start

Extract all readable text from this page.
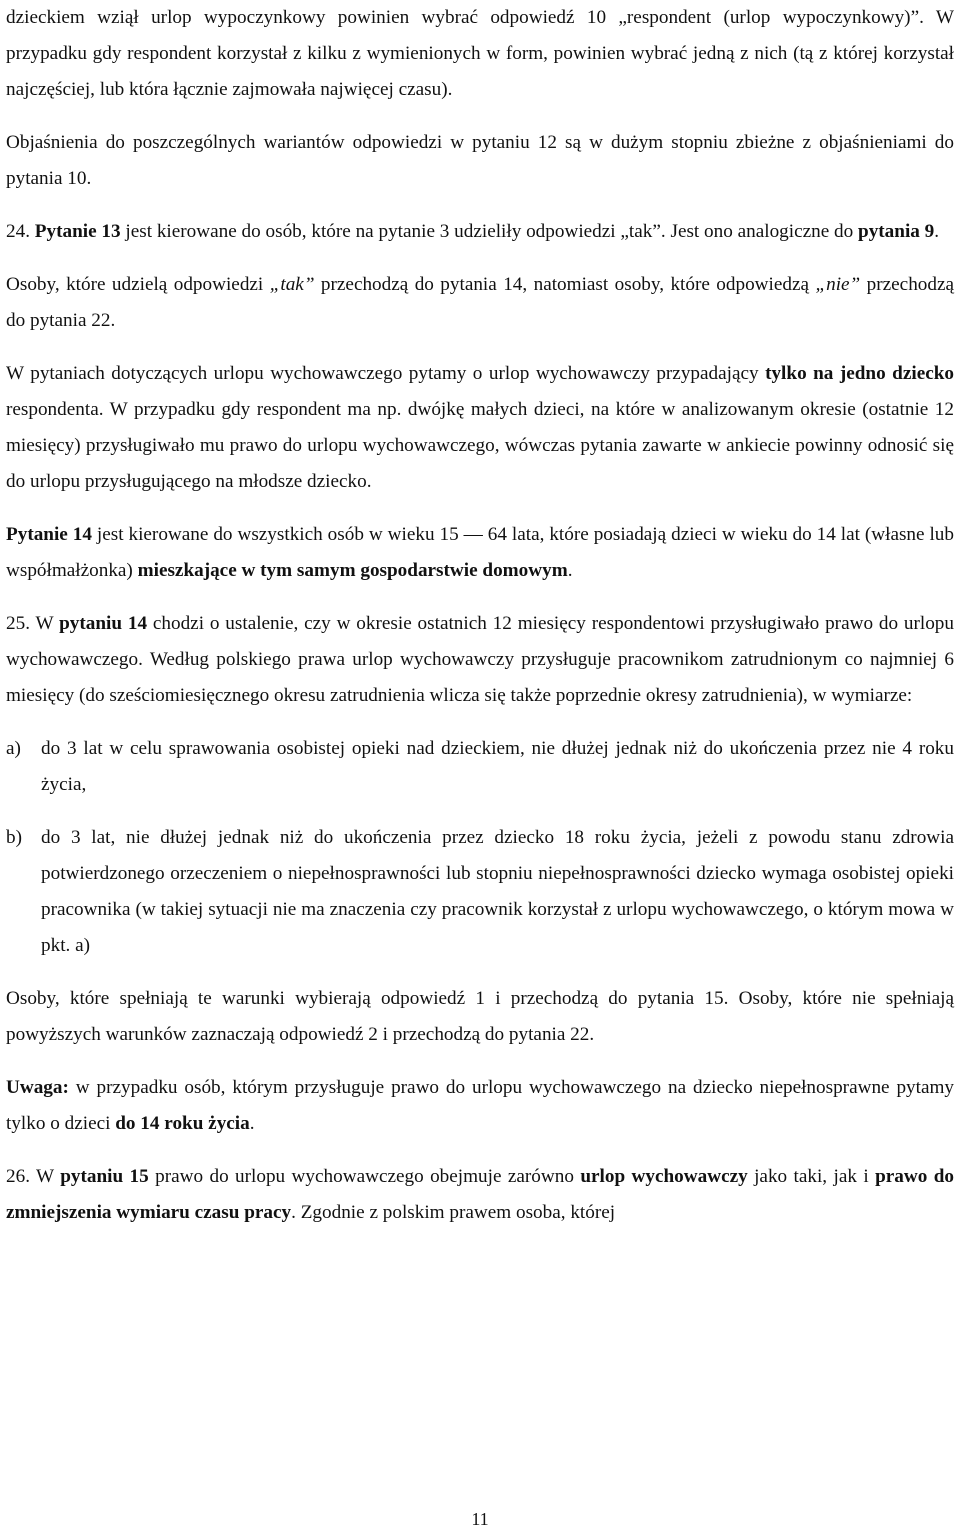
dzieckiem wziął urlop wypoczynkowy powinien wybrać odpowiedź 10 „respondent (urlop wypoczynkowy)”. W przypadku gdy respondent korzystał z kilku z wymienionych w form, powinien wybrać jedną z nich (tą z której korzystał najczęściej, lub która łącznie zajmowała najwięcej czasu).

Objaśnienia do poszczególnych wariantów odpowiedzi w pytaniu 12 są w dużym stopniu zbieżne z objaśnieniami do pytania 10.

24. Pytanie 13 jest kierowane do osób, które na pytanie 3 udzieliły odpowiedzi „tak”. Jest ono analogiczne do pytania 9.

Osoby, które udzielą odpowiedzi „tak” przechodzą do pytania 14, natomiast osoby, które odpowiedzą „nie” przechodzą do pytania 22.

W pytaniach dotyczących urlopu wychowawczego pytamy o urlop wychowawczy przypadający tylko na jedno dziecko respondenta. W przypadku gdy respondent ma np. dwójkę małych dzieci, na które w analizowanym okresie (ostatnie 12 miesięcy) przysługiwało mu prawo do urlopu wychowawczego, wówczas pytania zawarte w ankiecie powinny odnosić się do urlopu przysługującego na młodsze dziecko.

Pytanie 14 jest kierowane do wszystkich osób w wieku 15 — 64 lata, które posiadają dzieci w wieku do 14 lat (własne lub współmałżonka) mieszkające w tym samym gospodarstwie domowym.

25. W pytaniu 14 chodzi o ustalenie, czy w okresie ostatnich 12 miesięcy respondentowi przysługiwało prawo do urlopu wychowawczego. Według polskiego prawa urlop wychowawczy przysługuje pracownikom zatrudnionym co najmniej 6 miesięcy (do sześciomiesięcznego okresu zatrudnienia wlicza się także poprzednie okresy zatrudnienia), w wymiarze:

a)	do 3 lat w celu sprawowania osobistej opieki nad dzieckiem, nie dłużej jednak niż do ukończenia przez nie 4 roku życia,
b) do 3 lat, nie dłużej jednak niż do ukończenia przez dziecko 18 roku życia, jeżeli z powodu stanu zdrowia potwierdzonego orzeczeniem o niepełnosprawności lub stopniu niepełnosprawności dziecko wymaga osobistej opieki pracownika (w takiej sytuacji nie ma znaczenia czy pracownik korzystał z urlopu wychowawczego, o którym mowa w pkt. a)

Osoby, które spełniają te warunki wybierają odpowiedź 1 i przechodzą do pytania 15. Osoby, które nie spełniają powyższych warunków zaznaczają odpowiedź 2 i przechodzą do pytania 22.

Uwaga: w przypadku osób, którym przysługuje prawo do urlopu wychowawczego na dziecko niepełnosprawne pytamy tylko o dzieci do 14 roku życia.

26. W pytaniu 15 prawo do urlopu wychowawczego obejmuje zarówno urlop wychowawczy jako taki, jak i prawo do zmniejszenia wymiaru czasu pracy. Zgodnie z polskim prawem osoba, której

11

end
start

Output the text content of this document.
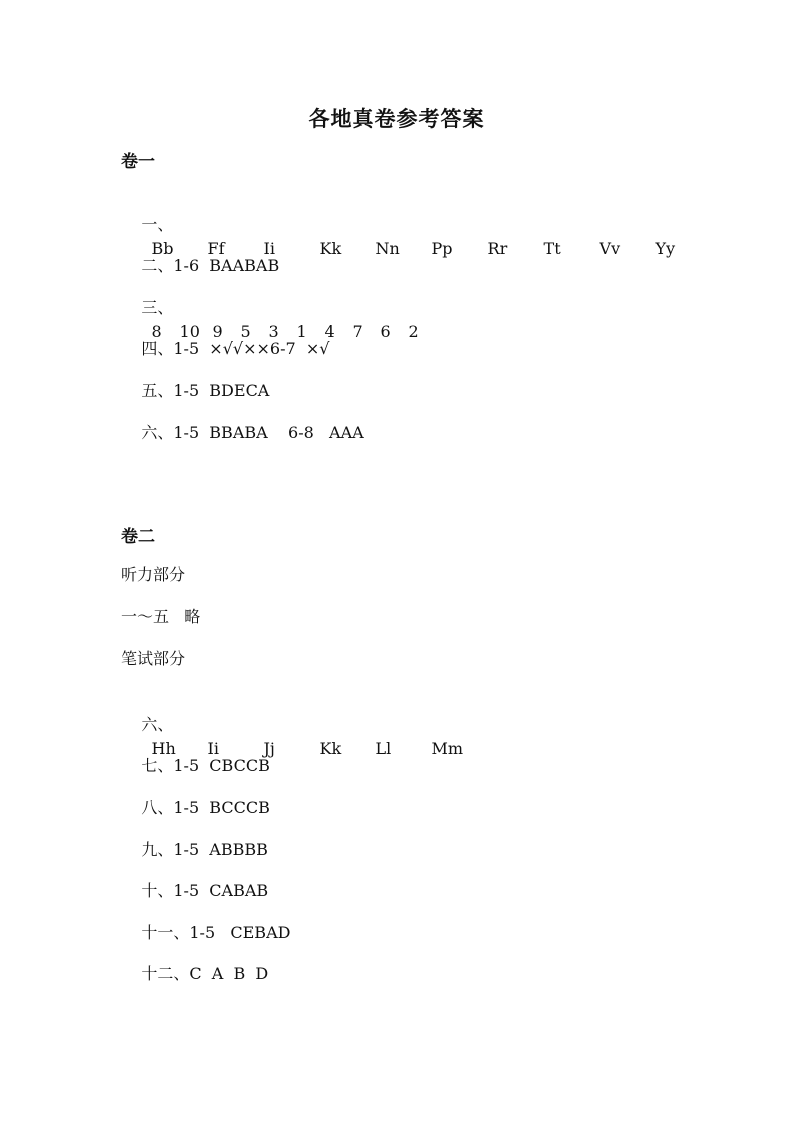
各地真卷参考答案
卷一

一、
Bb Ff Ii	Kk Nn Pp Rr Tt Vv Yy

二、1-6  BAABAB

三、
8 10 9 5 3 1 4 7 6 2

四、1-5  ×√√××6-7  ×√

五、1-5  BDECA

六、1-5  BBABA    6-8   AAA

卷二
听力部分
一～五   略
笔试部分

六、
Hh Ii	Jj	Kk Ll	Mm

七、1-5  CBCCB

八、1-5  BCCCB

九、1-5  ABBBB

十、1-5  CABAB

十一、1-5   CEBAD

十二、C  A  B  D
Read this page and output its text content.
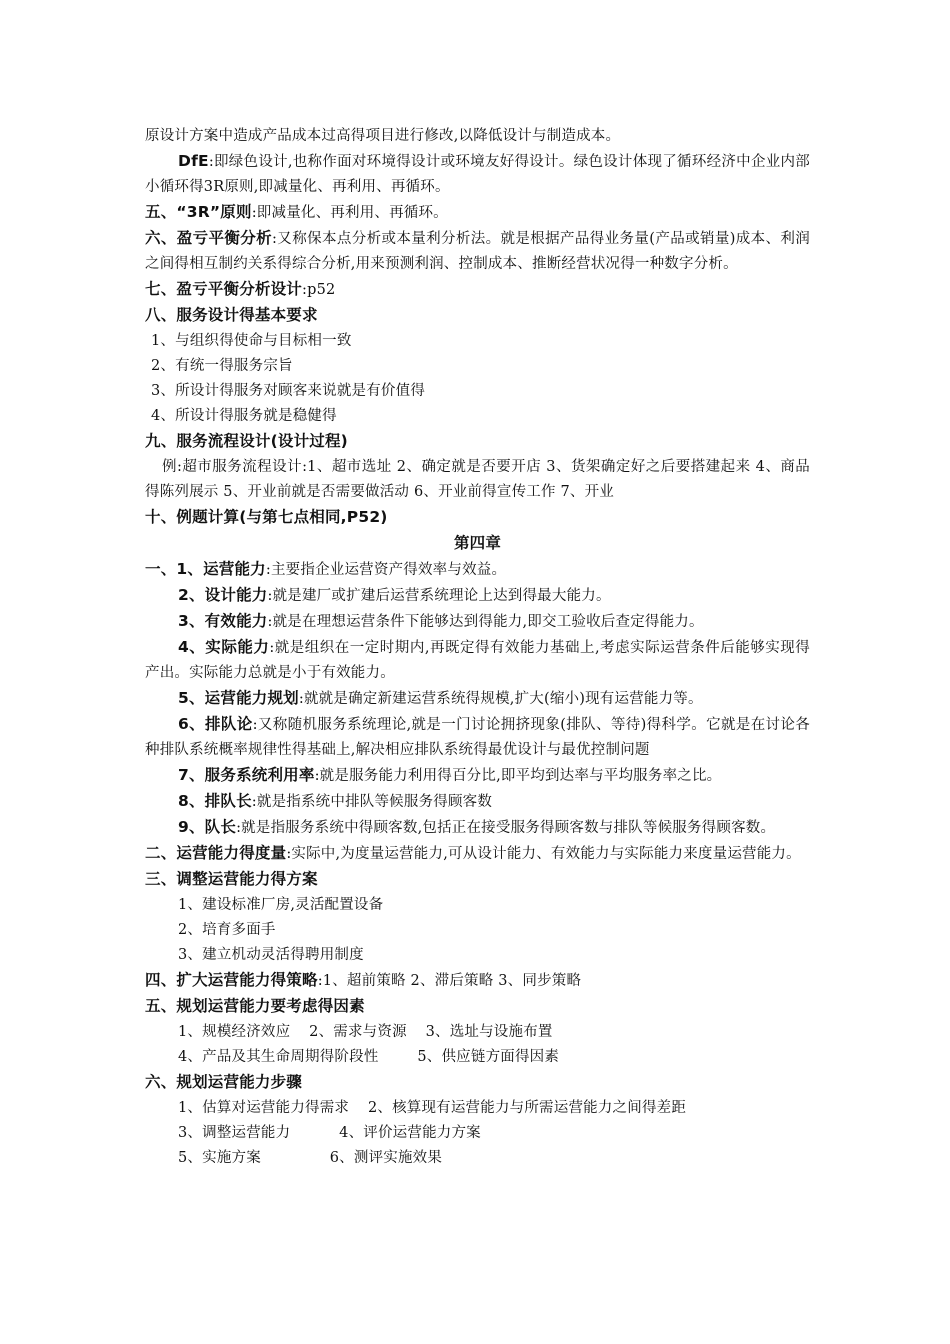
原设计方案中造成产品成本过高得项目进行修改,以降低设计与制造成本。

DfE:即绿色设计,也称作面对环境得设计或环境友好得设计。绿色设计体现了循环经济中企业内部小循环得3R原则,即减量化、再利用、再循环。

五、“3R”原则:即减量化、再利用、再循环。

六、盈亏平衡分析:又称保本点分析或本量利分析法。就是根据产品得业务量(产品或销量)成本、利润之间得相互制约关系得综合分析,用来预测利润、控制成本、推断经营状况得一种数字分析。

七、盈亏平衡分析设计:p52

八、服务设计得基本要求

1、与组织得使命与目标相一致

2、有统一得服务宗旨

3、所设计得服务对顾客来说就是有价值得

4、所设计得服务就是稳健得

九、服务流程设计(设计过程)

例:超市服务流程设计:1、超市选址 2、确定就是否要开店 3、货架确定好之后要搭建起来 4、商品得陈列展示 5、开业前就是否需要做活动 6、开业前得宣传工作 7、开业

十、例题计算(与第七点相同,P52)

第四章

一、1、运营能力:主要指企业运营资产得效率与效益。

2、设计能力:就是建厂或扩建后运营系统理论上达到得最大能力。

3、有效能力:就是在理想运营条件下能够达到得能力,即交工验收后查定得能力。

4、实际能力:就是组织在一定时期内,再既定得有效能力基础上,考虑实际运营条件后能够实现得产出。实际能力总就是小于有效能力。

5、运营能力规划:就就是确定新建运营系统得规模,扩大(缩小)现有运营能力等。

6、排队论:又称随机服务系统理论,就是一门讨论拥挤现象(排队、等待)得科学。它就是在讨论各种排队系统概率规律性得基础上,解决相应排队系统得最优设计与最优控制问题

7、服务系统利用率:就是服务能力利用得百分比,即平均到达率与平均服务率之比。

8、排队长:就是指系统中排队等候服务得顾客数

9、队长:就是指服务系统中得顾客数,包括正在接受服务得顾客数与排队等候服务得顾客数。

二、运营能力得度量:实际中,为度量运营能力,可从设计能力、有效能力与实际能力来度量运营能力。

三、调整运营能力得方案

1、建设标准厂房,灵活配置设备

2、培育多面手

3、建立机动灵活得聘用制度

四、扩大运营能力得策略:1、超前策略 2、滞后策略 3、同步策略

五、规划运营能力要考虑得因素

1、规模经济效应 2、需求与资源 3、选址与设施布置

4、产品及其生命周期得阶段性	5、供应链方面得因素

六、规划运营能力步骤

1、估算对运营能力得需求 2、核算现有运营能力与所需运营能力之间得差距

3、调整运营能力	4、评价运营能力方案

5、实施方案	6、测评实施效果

end
start

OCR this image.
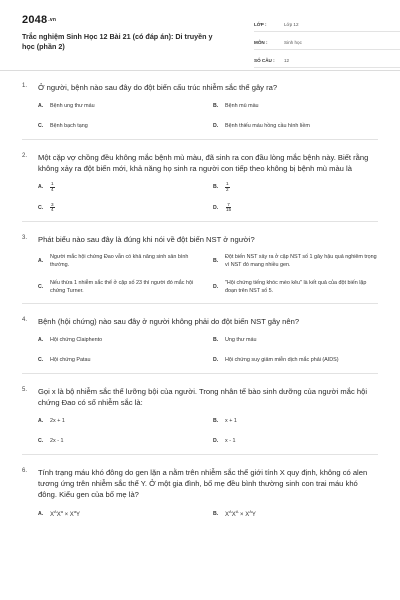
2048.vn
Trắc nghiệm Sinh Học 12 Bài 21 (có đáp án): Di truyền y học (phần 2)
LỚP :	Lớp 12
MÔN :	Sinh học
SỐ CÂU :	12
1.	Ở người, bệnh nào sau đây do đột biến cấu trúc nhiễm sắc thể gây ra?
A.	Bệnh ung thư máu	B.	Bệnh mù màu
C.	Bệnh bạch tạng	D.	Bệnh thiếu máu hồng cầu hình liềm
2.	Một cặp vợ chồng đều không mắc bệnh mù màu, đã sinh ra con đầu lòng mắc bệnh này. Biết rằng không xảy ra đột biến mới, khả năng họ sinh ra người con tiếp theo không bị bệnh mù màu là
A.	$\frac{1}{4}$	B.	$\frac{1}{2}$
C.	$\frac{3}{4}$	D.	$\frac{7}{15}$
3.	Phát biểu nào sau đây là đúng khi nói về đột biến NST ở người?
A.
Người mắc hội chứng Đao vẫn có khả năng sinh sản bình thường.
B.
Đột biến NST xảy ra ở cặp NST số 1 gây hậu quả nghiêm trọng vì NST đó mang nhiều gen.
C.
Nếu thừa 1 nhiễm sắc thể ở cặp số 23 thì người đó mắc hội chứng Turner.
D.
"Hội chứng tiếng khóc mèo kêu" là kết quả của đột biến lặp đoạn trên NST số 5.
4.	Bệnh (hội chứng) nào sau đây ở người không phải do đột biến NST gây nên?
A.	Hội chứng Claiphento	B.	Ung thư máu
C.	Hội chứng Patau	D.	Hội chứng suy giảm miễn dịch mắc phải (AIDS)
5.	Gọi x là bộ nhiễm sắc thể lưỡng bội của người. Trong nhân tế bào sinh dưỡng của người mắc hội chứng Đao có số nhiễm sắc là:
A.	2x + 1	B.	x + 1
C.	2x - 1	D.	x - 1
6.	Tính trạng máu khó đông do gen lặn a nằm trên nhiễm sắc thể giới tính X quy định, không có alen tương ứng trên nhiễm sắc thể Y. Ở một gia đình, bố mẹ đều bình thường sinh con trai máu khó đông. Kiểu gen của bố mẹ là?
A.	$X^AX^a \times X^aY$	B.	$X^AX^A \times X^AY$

end

Exercise goal
From the entries above, pull out each line that includes "korzystał".

Full response
dzieckiem wziął urlop wypoczynkowy powinien wybrać odpowiedź 10 „respondent (urlop wypoczynkowy)”. W przypadku gdy respondent korzystał z kilku z wymienionych w form, powinien wybrać jedną z nich (tą z której korzystał najczęściej, lub która łącznie zajmowała najwięcej czasu).
b) do 3 lat, nie dłużej jednak niż do ukończenia przez dziecko 18 roku życia, jeżeli z powodu stanu zdrowia potwierdzonego orzeczeniem o niepełnosprawności lub stopniu niepełnosprawności dziecko wymaga osobistej opieki pracownika (w takiej sytuacji nie ma znaczenia czy pracownik korzystał z urlopu wychowawczego, o którym mowa w pkt. a)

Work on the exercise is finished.